PROBLEM DESCRIPTION: Quote, without any change, the line that contains "Read this page and output its text content." and all lines that follow it to the end of the data below.

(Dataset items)
•••••

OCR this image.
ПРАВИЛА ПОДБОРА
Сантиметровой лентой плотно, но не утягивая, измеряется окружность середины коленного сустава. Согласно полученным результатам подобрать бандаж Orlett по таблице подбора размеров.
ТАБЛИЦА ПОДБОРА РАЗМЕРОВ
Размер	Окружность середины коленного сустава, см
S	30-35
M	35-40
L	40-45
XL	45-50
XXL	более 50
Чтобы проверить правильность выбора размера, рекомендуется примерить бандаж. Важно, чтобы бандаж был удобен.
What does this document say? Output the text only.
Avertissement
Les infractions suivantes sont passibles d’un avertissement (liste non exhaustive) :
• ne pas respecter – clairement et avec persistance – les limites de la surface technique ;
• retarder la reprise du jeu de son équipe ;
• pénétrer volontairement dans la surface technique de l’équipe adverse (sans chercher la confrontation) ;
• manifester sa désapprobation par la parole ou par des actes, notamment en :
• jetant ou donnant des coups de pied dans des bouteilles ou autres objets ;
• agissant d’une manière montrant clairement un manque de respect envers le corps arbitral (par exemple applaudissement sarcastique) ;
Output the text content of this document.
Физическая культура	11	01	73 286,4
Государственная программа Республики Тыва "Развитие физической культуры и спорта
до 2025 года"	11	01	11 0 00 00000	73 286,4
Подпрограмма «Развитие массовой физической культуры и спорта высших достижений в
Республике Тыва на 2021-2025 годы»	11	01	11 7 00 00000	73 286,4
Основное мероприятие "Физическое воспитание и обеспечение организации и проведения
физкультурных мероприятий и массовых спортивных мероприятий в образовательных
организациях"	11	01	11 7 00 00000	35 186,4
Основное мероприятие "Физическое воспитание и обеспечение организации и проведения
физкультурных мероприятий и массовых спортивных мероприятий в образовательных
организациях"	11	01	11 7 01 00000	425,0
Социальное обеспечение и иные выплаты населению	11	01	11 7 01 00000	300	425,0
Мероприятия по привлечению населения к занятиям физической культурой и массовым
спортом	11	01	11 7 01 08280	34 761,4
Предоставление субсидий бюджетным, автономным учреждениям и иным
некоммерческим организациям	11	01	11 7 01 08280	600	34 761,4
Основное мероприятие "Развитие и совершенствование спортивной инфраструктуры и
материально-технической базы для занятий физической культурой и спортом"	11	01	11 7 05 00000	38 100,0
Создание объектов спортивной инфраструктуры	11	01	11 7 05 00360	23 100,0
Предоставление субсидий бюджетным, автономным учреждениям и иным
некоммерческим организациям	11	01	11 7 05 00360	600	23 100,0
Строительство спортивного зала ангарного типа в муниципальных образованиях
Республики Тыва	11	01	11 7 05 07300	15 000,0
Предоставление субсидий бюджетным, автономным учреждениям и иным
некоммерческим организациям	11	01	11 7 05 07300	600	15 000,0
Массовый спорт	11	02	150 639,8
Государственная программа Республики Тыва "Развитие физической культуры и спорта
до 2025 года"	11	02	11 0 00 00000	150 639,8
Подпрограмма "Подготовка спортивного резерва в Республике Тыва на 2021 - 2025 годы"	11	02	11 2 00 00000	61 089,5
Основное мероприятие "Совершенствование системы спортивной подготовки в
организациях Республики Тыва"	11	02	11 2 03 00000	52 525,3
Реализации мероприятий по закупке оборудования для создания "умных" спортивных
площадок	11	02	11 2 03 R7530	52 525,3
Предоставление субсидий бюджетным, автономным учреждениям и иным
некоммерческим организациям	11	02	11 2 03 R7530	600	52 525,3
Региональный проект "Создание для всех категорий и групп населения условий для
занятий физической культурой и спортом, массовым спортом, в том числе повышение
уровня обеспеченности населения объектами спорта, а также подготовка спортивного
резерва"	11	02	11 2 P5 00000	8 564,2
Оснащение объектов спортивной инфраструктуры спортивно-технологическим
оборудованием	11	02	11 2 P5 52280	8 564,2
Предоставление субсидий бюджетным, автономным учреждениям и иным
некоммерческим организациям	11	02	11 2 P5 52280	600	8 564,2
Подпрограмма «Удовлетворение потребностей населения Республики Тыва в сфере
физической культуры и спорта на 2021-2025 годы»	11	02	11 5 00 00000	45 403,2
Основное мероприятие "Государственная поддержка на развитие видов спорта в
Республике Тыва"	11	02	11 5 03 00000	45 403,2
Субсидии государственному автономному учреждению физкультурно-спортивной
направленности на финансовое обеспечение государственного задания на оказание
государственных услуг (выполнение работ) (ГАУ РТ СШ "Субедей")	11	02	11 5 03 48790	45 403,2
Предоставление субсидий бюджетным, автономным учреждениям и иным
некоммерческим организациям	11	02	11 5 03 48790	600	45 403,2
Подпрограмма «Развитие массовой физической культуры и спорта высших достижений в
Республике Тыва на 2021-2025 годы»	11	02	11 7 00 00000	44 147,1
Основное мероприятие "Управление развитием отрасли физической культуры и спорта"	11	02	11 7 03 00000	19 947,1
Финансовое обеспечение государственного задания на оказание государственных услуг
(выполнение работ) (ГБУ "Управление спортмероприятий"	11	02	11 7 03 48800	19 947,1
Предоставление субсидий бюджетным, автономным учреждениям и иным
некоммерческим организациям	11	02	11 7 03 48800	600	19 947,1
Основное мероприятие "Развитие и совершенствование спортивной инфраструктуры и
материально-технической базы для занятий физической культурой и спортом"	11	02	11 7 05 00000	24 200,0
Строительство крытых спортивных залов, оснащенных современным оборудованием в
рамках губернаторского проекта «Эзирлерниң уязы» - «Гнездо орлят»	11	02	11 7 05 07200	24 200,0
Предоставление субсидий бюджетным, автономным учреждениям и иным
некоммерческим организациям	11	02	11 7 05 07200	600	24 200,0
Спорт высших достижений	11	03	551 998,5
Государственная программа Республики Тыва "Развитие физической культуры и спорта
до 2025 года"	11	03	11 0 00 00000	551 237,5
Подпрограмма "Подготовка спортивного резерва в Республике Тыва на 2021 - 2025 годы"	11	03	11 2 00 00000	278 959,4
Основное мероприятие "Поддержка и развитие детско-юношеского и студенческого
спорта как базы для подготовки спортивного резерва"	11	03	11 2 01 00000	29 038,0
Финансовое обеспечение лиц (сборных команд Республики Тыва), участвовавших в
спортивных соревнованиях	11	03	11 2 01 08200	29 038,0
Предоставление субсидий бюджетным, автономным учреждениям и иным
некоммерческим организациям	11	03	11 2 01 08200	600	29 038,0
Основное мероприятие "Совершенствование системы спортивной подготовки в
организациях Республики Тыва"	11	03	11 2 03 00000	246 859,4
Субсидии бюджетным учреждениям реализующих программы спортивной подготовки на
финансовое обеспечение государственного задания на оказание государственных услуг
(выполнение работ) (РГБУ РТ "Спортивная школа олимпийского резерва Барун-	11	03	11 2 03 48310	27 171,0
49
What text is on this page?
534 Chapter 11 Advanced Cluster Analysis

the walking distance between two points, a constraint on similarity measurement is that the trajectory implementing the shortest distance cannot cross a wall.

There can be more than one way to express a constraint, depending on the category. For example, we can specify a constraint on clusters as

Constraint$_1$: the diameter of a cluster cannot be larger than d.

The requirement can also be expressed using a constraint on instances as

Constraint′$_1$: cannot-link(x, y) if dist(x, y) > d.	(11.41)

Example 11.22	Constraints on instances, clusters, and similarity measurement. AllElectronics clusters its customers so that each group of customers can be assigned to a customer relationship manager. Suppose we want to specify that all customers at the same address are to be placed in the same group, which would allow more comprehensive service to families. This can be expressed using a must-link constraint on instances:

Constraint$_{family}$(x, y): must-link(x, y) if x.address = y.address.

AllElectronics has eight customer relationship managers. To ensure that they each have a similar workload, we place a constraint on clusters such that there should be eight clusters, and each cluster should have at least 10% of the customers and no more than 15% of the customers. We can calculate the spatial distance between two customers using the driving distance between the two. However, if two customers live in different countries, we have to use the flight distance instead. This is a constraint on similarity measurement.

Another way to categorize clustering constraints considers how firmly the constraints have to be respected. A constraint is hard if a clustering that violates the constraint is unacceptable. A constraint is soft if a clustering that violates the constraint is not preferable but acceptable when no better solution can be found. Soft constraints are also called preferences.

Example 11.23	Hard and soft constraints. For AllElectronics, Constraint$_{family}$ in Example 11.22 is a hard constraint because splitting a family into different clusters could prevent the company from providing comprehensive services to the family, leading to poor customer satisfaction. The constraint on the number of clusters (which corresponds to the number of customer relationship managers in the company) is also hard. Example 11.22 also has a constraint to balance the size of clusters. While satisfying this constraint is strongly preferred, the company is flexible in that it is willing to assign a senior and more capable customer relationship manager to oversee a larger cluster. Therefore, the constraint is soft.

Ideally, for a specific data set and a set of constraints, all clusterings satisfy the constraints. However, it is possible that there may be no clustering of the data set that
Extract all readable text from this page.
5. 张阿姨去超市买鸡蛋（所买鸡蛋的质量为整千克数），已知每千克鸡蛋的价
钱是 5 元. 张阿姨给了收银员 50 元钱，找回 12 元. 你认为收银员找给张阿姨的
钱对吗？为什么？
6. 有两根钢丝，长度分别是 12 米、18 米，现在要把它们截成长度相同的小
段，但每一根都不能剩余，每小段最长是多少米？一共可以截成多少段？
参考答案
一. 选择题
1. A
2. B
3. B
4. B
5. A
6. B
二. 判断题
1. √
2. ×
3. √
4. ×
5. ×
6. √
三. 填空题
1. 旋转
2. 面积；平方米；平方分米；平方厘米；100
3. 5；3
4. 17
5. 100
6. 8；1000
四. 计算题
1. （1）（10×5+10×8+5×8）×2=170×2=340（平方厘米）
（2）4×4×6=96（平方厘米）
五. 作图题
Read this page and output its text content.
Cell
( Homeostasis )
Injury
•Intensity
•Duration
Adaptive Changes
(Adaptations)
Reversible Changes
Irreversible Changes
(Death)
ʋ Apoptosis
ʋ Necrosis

•••••

SOLUTION TO THIS PROBLEM:
Read this page and output its text content.
Cell
( Homeostasis )
Injury
•Intensity
•Duration
Adaptive Changes
(Adaptations)
Reversible Changes
Irreversible Changes
(Death)
ʋ Apoptosis
ʋ Necrosis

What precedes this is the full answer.